- [Task statement]: Return all lines where the word "name" can be found.

- [Extracted data]:
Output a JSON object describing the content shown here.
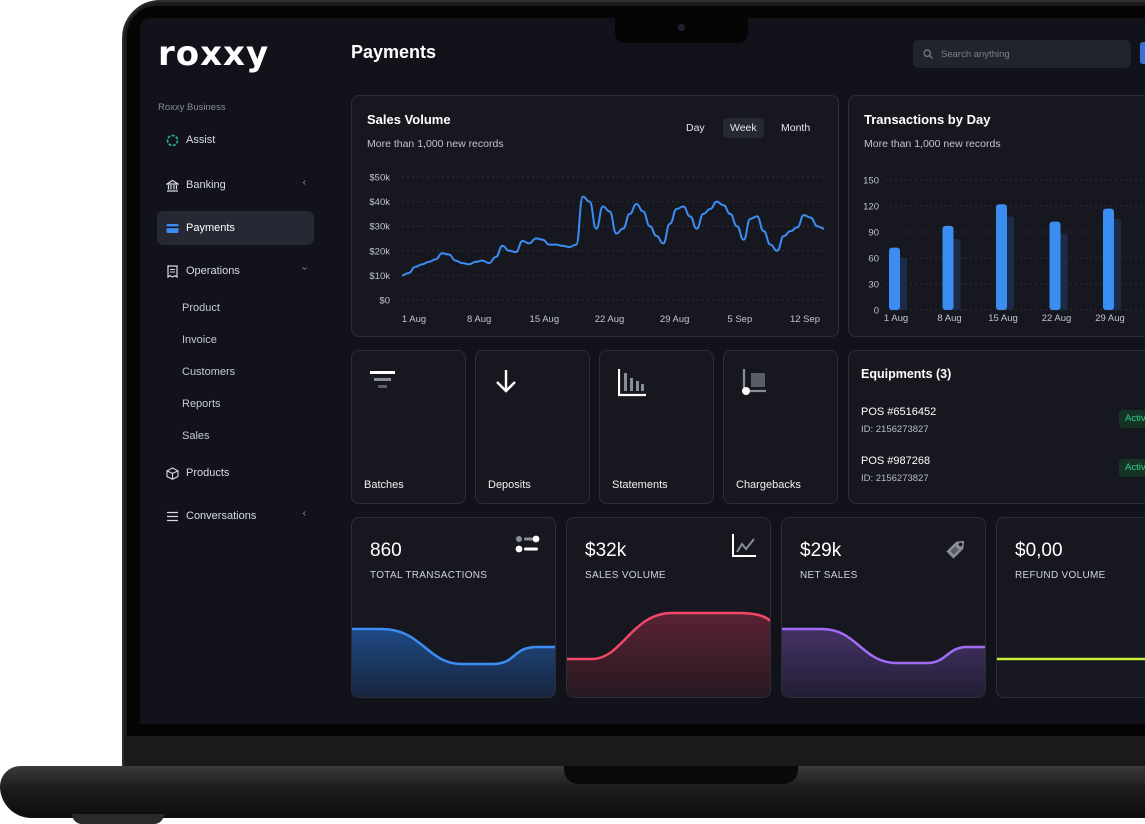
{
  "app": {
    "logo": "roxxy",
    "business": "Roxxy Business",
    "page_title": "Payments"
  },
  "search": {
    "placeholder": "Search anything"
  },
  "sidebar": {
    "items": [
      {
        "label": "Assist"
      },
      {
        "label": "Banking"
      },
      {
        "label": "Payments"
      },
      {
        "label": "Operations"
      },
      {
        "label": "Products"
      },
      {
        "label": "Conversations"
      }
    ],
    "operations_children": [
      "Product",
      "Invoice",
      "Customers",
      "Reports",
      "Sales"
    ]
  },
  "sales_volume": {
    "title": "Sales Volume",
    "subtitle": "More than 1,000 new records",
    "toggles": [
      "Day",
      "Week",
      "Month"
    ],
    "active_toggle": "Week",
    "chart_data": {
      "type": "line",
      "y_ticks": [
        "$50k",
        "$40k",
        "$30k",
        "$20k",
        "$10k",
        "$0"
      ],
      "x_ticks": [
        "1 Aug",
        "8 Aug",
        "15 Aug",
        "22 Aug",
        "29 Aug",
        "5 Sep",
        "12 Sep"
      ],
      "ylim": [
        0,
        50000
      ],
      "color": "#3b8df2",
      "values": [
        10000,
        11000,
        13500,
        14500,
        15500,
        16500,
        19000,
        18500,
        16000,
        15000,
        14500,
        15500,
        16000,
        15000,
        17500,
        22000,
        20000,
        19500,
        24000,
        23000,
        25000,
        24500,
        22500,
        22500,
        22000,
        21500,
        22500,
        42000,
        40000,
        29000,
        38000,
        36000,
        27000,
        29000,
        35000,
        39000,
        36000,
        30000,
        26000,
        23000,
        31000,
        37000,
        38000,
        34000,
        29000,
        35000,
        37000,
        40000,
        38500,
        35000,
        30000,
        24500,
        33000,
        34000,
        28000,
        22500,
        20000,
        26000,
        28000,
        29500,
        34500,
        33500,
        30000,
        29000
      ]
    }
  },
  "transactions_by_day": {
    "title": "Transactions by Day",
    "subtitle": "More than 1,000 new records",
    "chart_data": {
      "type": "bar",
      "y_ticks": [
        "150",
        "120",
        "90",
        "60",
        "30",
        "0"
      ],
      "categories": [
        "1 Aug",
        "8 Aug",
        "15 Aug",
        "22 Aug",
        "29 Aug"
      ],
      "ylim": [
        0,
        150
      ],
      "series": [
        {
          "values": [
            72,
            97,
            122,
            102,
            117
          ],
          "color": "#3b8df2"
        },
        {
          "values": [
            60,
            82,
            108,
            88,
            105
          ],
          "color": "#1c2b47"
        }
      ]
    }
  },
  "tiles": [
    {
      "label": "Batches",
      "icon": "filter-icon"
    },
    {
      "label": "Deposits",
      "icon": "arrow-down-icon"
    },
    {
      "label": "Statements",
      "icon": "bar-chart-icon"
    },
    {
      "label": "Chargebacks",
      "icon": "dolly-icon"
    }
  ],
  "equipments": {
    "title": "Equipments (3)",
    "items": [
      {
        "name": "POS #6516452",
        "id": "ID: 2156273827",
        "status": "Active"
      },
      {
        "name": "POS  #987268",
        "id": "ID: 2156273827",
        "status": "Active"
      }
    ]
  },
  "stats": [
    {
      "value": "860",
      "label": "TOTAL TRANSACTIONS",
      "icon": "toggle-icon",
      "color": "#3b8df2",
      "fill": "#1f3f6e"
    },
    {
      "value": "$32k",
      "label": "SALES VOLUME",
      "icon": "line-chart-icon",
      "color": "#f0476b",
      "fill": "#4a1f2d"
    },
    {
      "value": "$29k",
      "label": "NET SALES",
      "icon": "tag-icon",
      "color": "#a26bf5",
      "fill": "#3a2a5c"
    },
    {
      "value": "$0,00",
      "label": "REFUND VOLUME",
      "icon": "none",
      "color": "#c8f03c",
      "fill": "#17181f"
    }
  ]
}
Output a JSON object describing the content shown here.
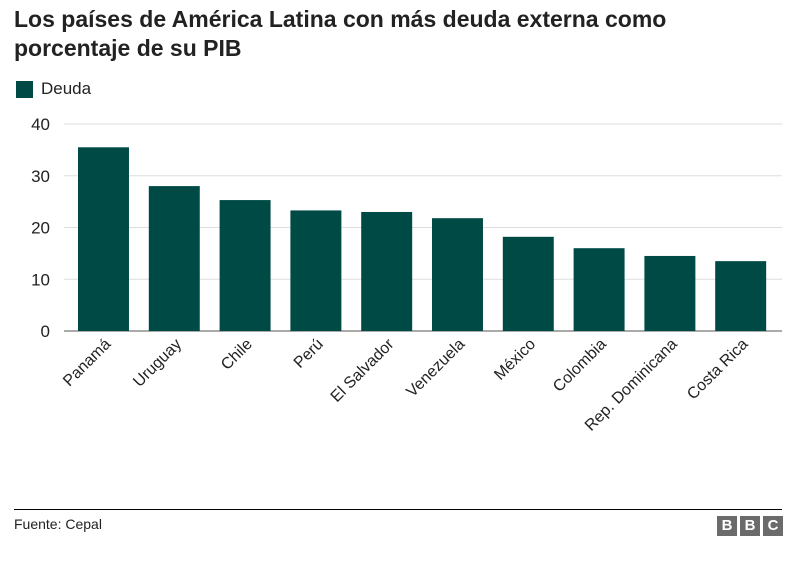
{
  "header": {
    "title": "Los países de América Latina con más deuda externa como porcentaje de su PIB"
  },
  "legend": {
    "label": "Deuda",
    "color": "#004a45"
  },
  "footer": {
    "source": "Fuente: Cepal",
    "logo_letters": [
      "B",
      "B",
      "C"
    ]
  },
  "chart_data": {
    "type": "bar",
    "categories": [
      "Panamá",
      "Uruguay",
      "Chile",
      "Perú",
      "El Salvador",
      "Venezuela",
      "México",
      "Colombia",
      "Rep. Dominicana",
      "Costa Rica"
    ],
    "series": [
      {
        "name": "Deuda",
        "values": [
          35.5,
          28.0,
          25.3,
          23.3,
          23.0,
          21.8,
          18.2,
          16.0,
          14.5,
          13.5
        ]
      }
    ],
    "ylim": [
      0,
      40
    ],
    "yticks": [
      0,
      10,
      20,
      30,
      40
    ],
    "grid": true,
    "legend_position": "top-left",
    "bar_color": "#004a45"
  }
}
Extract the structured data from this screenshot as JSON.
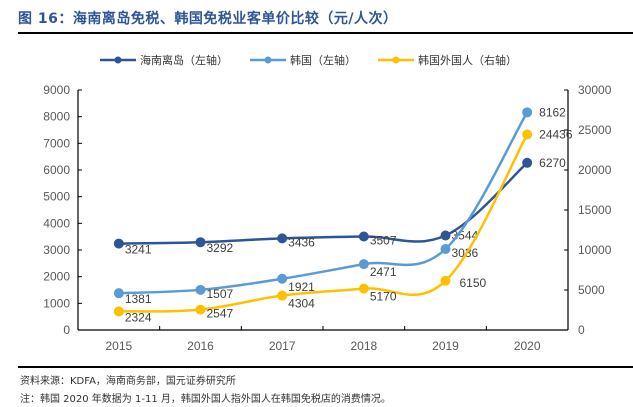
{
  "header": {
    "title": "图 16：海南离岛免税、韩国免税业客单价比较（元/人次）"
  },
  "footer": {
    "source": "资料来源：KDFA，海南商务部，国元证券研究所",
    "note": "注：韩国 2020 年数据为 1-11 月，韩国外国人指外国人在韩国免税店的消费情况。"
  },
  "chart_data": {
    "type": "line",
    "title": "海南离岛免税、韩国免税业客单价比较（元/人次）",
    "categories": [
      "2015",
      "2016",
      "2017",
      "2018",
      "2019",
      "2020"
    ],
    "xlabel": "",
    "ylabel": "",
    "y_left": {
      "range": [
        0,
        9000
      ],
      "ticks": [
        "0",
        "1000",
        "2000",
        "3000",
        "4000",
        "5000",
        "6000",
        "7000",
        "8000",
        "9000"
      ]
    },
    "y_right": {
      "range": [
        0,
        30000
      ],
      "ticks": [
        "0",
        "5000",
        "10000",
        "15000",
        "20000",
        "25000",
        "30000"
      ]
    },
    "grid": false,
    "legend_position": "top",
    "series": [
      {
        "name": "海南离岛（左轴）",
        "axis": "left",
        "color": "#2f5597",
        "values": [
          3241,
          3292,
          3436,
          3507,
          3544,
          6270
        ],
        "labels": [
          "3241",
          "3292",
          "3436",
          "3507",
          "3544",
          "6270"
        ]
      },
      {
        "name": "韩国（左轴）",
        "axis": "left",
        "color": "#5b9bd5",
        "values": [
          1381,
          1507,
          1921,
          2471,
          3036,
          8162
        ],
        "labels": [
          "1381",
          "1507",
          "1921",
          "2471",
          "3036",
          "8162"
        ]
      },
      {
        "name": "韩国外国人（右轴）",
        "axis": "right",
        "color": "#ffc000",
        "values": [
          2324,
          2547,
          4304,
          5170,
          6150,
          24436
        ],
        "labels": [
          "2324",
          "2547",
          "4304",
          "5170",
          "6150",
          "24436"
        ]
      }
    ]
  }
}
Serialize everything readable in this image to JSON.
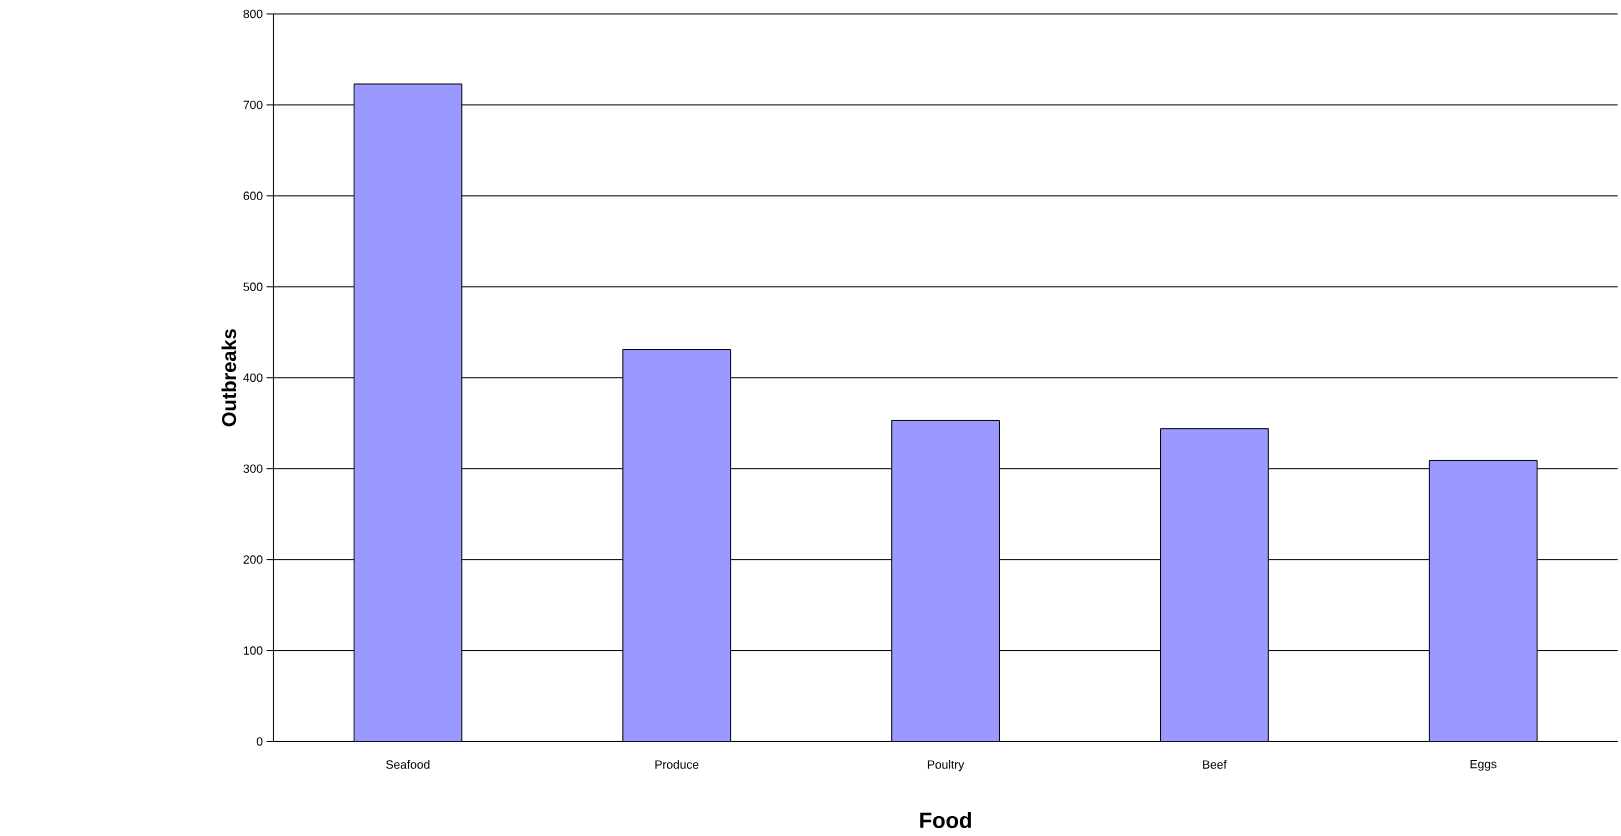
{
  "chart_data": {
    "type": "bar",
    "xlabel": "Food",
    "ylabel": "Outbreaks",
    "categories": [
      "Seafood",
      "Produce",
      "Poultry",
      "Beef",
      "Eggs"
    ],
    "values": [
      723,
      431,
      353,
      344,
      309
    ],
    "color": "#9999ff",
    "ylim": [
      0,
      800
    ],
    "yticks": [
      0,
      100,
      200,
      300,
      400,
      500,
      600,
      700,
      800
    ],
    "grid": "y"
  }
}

- [Output for this task]:
        "name": "POS #6516452",
        "name": "POS  #987268",
        "name": "Deuda",
        "name": "海南离岛（左轴）",
        "name": "韩国（左轴）",
        "name": "韩国外国人（右轴）",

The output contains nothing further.